== DATA FOR PROCESSING ==

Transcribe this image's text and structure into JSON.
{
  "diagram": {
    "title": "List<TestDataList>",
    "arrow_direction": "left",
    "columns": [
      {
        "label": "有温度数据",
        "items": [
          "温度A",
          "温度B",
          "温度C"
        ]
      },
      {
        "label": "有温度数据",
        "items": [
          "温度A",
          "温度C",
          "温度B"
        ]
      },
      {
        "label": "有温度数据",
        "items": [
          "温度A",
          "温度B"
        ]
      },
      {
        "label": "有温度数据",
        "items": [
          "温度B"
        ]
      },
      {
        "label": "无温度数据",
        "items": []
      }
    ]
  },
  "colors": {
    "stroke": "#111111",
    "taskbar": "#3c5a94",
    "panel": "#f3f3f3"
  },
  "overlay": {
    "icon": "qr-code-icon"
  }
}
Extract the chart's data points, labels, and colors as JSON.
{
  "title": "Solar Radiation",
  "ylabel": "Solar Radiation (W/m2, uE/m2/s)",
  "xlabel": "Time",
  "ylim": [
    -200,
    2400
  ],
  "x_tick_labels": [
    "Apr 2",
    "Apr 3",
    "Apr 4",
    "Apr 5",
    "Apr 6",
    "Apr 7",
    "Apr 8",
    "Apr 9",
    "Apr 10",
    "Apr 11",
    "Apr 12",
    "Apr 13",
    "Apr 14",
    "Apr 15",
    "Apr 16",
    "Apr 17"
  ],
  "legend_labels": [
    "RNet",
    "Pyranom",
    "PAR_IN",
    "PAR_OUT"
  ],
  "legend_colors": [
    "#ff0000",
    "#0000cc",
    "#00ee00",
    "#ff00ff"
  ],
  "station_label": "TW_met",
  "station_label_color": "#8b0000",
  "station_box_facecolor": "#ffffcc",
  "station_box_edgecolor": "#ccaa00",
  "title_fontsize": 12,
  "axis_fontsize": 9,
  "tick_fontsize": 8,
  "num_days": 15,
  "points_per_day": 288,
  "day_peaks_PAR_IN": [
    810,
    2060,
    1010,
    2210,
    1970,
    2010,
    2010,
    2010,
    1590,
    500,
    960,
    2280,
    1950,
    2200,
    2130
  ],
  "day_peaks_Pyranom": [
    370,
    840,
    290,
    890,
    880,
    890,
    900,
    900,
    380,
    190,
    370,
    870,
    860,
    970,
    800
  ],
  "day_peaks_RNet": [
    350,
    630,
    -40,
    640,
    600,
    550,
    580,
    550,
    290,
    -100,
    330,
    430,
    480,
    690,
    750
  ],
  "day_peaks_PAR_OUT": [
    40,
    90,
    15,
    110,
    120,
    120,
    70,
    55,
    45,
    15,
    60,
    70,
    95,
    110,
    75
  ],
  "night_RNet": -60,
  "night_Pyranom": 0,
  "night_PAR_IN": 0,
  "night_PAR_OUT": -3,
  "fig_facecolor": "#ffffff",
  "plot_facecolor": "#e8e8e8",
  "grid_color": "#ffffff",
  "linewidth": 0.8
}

== STATED EXERCISE ==
Copy out the whole listing exactly; please set it all down.

== TASK ANSWER ==
Transcribe this image's text and structure into JSON.
{
  "diagram": {
    "title": "List<TestDataList>",
    "arrow_direction": "left",
    "columns": [
      {
        "label": "有温度数据",
        "items": [
          "温度A",
          "温度B",
          "温度C"
        ]
      },
      {
        "label": "有温度数据",
        "items": [
          "温度A",
          "温度C",
          "温度B"
        ]
      },
      {
        "label": "有温度数据",
        "items": [
          "温度A",
          "温度B"
        ]
      },
      {
        "label": "有温度数据",
        "items": [
          "温度B"
        ]
      },
      {
        "label": "无温度数据",
        "items": []
      }
    ]
  },
  "colors": {
    "stroke": "#111111",
    "taskbar": "#3c5a94",
    "panel": "#f3f3f3"
  },
  "overlay": {
    "icon": "qr-code-icon"
  }
}
Extract the chart's data points, labels, and colors as JSON.
{
  "title": "Solar Radiation",
  "ylabel": "Solar Radiation (W/m2, uE/m2/s)",
  "xlabel": "Time",
  "ylim": [
    -200,
    2400
  ],
  "x_tick_labels": [
    "Apr 2",
    "Apr 3",
    "Apr 4",
    "Apr 5",
    "Apr 6",
    "Apr 7",
    "Apr 8",
    "Apr 9",
    "Apr 10",
    "Apr 11",
    "Apr 12",
    "Apr 13",
    "Apr 14",
    "Apr 15",
    "Apr 16",
    "Apr 17"
  ],
  "legend_labels": [
    "RNet",
    "Pyranom",
    "PAR_IN",
    "PAR_OUT"
  ],
  "legend_colors": [
    "#ff0000",
    "#0000cc",
    "#00ee00",
    "#ff00ff"
  ],
  "station_label": "TW_met",
  "station_label_color": "#8b0000",
  "station_box_facecolor": "#ffffcc",
  "station_box_edgecolor": "#ccaa00",
  "title_fontsize": 12,
  "axis_fontsize": 9,
  "tick_fontsize": 8,
  "num_days": 15,
  "points_per_day": 288,
  "day_peaks_PAR_IN": [
    810,
    2060,
    1010,
    2210,
    1970,
    2010,
    2010,
    2010,
    1590,
    500,
    960,
    2280,
    1950,
    2200,
    2130
  ],
  "day_peaks_Pyranom": [
    370,
    840,
    290,
    890,
    880,
    890,
    900,
    900,
    380,
    190,
    370,
    870,
    860,
    970,
    800
  ],
  "day_peaks_RNet": [
    350,
    630,
    -40,
    640,
    600,
    550,
    580,
    550,
    290,
    -100,
    330,
    430,
    480,
    690,
    750
  ],
  "day_peaks_PAR_OUT": [
    40,
    90,
    15,
    110,
    120,
    120,
    70,
    55,
    45,
    15,
    60,
    70,
    95,
    110,
    75
  ],
  "night_RNet": -60,
  "night_Pyranom": 0,
  "night_PAR_IN": 0,
  "night_PAR_OUT": -3,
  "fig_facecolor": "#ffffff",
  "plot_facecolor": "#e8e8e8",
  "grid_color": "#ffffff",
  "linewidth": 0.8
}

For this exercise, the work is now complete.